ZADANIE 1:
Proszę przepisać rekordy od wiersza z „collapse-icon[interactable]: - — [11, 120, 18, 128]” aż do wiersza z „home-link[interactable]: 回首頁 —”, oba włącznie, zamieniając „sidebar-item-label” na „sidebar-label”. Resztę pozostaw bez zmian.

Barfuje od: 09.2012 Pomógł: 10 razy Wiek: 31 Dołączył: 06 Sie 2012 Posty: 1432 Skąd: Poznań
Wysłany: 2012-11-28, 10:54 Suszony BARF ?
sikora napisał/a:
może w takim razie ktoś opracuje sposób by podsuszyć BARFA , żeby chociaż troche przpominał suchą karmę i czasem nam życie ułatwił...., a kotkom jakąś odmianę dał, żeby nam frytek i ciastek nie podjadały....
Może nad tym popracuję w ten weekend i zobaczę. Postaram się nie używać wysokich temperatur (poniżej 40 st. Celsjusza) do suszenia, żeby nie ścinać białka i nie niszczyć witamin. Przewiduję, że samo suszenie mięsa będzie energo- i czasochłonne.
Mama mnie zamorduje za zrobienie z jej kuchni laboratorium... :D
Barfuje od: 09.2012 Pomógł: 10 razy Wiek: 31 Dołączył: 06 Sie 2012 Posty: 1432 Skąd: Poznań
Wysłany: 2012-12-02, 17:37
Stwierdzam, że się udało Mam barfne "chrupki", choć ze względu na pierwszy i ekserymentalny krok, porcja suchej karmy jest do kosza, aczkolwiek zjadliwa...
Oto efekt moich "badań" :
Nie wyglądają znajomo?

ZADANIE 2:
Jak cytowana w tekście o suszonym BARF-ie wypowiedź uzasadnia pomysł podsuszenia BARF-a? Odpowiedz w jednym–trzech zdaniach.

ZESTAW REKORDÓW:
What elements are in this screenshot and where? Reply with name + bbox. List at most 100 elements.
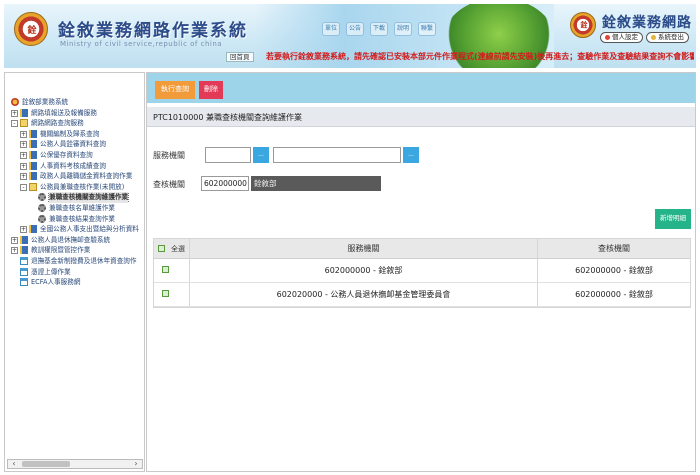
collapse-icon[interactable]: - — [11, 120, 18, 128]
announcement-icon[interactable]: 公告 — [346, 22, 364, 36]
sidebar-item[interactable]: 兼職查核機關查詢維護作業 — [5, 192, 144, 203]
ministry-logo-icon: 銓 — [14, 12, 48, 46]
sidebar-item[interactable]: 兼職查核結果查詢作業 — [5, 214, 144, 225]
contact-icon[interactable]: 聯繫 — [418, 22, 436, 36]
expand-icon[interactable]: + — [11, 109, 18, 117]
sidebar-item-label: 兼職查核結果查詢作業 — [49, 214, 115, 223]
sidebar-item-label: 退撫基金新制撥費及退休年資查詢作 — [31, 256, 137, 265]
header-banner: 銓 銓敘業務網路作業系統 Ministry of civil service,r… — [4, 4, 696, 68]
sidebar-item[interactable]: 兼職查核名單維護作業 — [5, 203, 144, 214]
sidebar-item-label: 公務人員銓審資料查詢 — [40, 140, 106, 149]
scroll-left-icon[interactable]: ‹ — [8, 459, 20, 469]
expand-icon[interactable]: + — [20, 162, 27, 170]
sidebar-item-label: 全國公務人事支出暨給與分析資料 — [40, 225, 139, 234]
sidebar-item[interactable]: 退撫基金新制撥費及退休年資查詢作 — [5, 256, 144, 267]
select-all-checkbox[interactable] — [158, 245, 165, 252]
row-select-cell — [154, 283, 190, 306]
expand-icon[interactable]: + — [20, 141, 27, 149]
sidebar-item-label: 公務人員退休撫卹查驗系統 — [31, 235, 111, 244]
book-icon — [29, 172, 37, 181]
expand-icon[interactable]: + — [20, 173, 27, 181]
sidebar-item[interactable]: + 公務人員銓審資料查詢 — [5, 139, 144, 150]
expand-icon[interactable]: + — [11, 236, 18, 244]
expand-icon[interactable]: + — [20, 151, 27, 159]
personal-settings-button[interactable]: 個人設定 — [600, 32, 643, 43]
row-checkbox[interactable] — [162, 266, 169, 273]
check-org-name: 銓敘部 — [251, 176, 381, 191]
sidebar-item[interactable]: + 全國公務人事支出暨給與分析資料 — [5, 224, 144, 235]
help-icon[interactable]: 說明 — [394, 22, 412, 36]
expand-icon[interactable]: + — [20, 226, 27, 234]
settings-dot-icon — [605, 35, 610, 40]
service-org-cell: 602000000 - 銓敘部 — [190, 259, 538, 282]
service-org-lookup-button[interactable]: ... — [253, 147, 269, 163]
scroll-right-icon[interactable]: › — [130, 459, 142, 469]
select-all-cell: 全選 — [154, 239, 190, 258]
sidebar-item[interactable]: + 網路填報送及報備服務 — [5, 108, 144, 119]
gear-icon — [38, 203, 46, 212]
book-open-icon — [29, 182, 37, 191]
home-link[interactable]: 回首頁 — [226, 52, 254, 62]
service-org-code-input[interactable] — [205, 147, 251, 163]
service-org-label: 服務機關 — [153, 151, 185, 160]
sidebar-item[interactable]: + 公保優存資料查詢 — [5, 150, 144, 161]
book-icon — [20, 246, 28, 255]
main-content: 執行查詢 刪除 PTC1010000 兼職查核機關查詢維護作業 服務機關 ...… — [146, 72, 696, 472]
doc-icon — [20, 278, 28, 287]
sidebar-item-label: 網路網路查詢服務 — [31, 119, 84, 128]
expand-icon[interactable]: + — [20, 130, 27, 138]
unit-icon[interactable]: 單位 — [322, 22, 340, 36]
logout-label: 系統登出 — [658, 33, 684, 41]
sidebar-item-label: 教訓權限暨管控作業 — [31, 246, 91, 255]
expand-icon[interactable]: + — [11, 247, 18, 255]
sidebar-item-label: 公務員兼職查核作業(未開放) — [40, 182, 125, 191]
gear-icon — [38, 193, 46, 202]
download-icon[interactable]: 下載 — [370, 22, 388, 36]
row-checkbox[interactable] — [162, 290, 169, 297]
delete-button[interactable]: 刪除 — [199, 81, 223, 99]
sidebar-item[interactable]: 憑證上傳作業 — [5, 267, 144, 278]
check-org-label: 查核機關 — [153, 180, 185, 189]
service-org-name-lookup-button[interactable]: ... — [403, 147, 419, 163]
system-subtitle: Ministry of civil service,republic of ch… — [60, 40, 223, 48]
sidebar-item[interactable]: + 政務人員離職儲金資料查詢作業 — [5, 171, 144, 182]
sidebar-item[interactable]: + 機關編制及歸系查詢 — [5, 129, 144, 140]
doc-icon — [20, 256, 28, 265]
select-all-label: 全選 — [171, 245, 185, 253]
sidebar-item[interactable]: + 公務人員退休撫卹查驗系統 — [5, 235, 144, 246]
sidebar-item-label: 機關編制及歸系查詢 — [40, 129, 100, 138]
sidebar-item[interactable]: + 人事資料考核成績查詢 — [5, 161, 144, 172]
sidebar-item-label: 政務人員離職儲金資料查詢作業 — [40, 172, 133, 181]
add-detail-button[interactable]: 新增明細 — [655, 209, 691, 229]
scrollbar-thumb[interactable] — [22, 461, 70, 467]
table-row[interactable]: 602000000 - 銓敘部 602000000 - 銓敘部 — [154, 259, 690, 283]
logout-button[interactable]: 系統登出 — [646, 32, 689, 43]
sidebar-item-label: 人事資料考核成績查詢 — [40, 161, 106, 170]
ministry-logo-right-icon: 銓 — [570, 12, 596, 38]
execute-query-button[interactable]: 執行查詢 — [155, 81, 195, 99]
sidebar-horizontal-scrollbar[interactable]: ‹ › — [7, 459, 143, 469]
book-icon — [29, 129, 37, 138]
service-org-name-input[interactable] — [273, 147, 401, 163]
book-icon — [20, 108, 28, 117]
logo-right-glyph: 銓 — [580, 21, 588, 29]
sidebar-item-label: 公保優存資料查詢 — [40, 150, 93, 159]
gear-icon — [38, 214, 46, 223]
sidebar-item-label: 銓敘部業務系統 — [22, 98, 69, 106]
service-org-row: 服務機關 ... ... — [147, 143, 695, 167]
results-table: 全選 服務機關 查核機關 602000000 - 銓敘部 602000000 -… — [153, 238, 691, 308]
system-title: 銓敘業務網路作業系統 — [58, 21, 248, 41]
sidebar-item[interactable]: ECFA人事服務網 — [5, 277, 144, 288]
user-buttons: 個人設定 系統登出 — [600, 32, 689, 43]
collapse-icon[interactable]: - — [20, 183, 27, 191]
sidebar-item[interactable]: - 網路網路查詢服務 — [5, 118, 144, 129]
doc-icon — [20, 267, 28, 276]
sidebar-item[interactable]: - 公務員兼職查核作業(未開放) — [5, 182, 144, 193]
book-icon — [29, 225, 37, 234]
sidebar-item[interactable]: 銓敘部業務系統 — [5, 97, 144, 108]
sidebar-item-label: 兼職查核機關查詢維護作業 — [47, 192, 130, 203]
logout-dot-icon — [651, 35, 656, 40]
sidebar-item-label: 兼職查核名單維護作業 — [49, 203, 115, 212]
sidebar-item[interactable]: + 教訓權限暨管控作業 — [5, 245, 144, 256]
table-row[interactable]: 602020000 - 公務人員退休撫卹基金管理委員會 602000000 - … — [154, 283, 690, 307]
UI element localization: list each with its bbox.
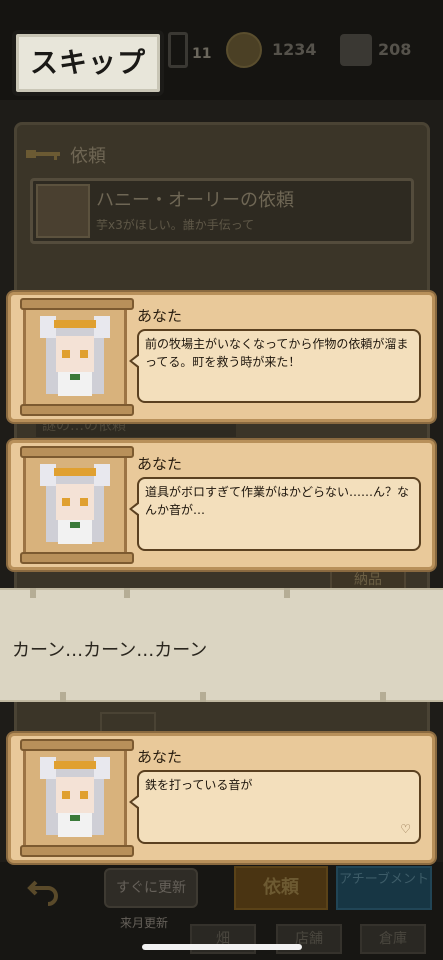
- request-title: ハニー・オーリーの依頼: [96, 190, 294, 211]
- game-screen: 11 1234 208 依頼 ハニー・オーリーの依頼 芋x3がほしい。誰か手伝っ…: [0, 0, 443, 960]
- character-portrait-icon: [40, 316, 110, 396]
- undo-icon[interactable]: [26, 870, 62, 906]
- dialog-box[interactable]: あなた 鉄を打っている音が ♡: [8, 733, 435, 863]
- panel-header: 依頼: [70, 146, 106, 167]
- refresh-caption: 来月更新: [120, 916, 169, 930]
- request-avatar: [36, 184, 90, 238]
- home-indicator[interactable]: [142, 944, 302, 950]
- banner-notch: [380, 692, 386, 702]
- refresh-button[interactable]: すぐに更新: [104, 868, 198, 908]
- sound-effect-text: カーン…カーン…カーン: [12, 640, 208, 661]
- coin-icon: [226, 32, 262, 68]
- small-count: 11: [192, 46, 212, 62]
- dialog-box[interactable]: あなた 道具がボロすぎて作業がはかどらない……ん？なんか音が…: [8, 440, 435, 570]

WYNIK ZADANIA 1:
collapse-icon[interactable]: - — [11, 120, 18, 128]
announcement-icon[interactable]: 公告 — [346, 22, 364, 36]
sidebar-item[interactable]: 兼職查核機關查詢維護作業 — [5, 192, 144, 203]
ministry-logo-icon: 銓 — [14, 12, 48, 46]
sidebar-item[interactable]: 兼職查核結果查詢作業 — [5, 214, 144, 225]
contact-icon[interactable]: 聯繫 — [418, 22, 436, 36]
expand-icon[interactable]: + — [11, 109, 18, 117]
sidebar-label: 兼職查核結果查詢作業 — [49, 214, 115, 223]
sidebar-label: 退撫基金新制撥費及退休年資查詢作 — [31, 256, 137, 265]
header-banner: 銓 銓敘業務網路作業系統 Ministry of civil service,r… — [4, 4, 696, 68]
sidebar-item[interactable]: 兼職查核名單維護作業 — [5, 203, 144, 214]
sidebar-label: 公務人員銓審資料查詢 — [40, 140, 106, 149]
scroll-left-icon[interactable]: ‹ — [8, 459, 20, 469]
expand-icon[interactable]: + — [20, 162, 27, 170]
sidebar-label: 全國公務人事支出暨給與分析資料 — [40, 225, 139, 234]
sidebar-item[interactable]: 退撫基金新制撥費及退休年資查詢作 — [5, 256, 144, 267]
select-all-checkbox[interactable] — [158, 245, 165, 252]
row-select-cell — [154, 283, 190, 306]
expand-icon[interactable]: + — [20, 141, 27, 149]
sidebar-label: 公務人員退休撫卹查驗系統 — [31, 235, 111, 244]
book-icon — [29, 172, 37, 181]
expand-icon[interactable]: + — [20, 173, 27, 181]
sidebar-item[interactable]: + 公務人員銓審資料查詢 — [5, 139, 144, 150]
expand-icon[interactable]: + — [11, 236, 18, 244]
expand-icon[interactable]: + — [20, 151, 27, 159]
personal-settings-button[interactable]: 個人設定 — [600, 32, 643, 43]
row-checkbox[interactable] — [162, 266, 169, 273]
check-org-name: 銓敘部 — [251, 176, 381, 191]
sidebar-item[interactable]: + 全國公務人事支出暨給與分析資料 — [5, 224, 144, 235]
help-icon[interactable]: 說明 — [394, 22, 412, 36]
expand-icon[interactable]: + — [20, 226, 27, 234]
settings-dot-icon — [605, 35, 610, 40]
service-org-cell: 602000000 - 銓敘部 — [190, 259, 538, 282]
service-org-lookup-button[interactable]: ... — [253, 147, 269, 163]
scroll-right-icon[interactable]: › — [130, 459, 142, 469]
select-all-cell: 全選 — [154, 239, 190, 258]
sidebar-item[interactable]: + 網路填報送及報備服務 — [5, 108, 144, 119]
gear-icon — [38, 203, 46, 212]
book-open-icon — [29, 182, 37, 191]
home-link[interactable]: 回首頁 — [226, 52, 254, 62]

WYNIK ZADANIA 2:
Podsuszony BARF miałby choć trochę przypominać suchą karmę i czasem ułatwić życie. Kotom dałby też jakąś odmianę, żeby nie podjadały frytek i ciastek.